• _Exercise brief_
Go through the material and pull out every line with the string "screenshot" in it.

• _Extracted material_
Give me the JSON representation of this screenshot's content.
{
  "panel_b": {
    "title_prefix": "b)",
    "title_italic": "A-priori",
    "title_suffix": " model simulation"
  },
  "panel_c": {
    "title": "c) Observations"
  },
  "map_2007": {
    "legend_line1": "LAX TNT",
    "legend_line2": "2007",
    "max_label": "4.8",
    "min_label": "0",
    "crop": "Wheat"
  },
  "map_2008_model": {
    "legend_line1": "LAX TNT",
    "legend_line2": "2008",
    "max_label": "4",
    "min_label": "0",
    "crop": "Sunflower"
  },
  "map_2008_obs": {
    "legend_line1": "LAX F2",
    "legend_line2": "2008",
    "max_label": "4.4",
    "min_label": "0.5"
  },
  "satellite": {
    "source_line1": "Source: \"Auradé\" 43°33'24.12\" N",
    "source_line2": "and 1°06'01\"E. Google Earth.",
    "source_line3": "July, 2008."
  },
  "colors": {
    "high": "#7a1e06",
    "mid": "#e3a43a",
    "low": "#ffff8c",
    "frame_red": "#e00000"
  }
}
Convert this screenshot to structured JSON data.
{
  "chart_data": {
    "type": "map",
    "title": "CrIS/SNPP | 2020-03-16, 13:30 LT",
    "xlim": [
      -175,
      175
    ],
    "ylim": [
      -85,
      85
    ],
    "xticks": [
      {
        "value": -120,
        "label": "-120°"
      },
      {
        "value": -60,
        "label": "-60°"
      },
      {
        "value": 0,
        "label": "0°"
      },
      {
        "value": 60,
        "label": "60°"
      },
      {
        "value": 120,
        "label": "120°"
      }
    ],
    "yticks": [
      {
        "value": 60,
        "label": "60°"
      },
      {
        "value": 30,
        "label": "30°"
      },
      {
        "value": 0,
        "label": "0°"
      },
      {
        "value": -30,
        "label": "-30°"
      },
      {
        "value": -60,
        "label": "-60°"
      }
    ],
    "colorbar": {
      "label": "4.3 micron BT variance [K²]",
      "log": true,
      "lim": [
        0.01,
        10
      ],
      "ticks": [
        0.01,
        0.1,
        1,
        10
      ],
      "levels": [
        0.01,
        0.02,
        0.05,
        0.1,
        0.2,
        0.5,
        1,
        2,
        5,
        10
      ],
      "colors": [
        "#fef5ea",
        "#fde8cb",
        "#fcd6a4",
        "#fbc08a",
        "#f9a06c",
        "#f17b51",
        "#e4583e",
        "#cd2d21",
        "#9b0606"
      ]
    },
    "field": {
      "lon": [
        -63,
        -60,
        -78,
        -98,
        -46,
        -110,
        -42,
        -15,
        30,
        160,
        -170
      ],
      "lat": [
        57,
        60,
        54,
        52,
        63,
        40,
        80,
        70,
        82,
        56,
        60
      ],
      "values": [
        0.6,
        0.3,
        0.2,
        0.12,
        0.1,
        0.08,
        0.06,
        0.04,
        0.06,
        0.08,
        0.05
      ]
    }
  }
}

• _Answer in full_
Give me the JSON representation of this screenshot's content.
Convert this screenshot to structured JSON data.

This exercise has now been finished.